### [What is required]
Sift the material for lines containing "image", and return them.

### [Records shown]
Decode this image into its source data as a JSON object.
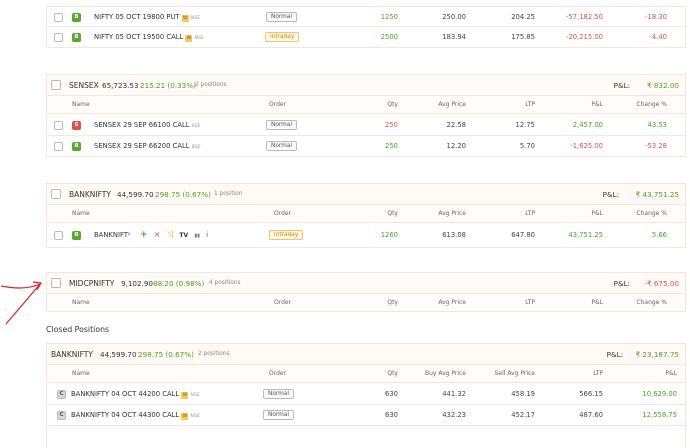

--

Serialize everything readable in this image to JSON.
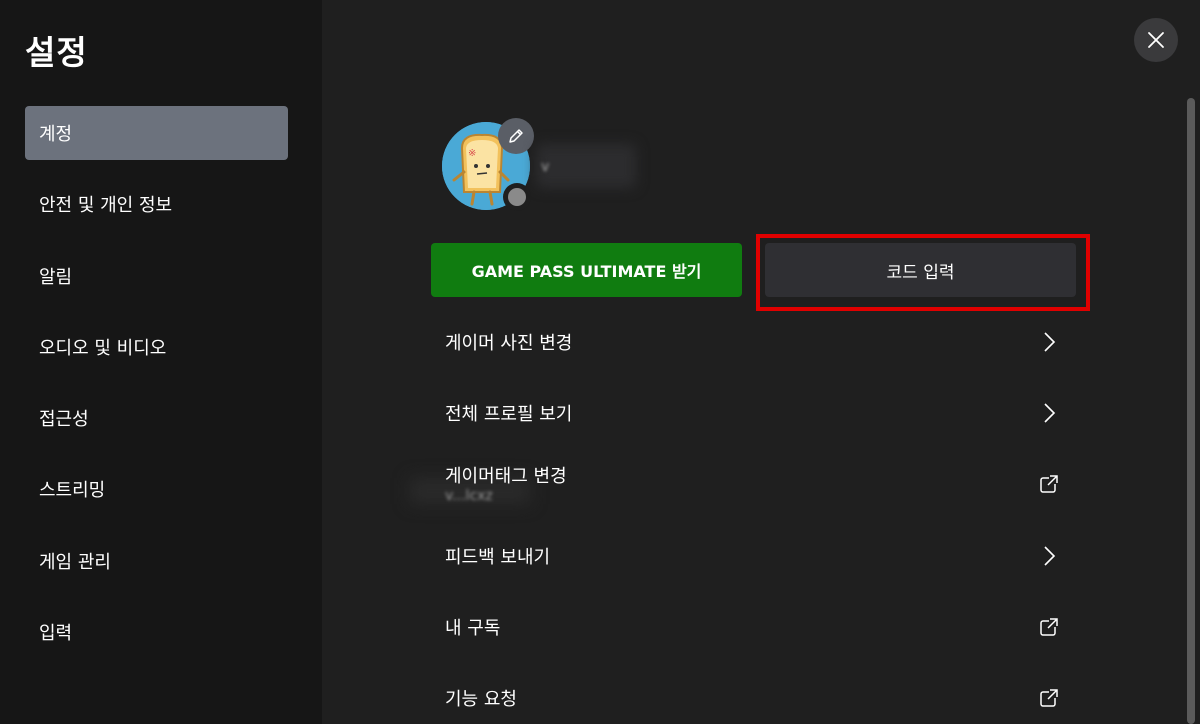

---

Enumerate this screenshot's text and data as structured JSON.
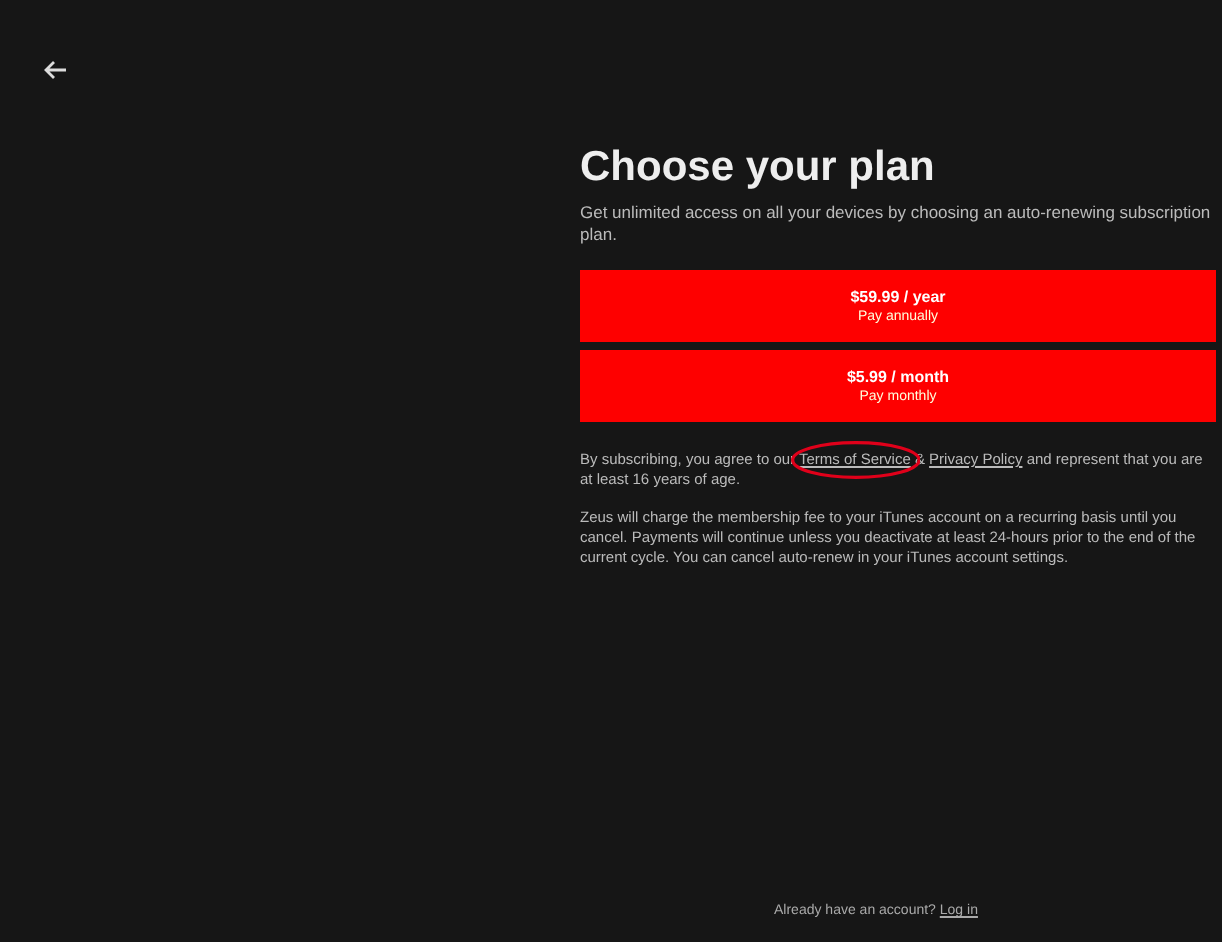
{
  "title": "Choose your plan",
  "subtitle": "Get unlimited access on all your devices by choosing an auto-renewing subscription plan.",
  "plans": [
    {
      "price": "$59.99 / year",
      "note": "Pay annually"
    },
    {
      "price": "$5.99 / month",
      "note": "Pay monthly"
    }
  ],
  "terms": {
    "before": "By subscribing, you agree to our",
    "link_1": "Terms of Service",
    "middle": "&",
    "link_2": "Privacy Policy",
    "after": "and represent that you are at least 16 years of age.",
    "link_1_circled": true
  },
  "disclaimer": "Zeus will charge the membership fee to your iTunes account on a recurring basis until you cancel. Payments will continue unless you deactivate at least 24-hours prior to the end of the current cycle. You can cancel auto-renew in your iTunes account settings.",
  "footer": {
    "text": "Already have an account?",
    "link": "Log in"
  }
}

### [Reply]
Decode this image into its source data as a JSON object.
Serialize everything readable in this image to JSON.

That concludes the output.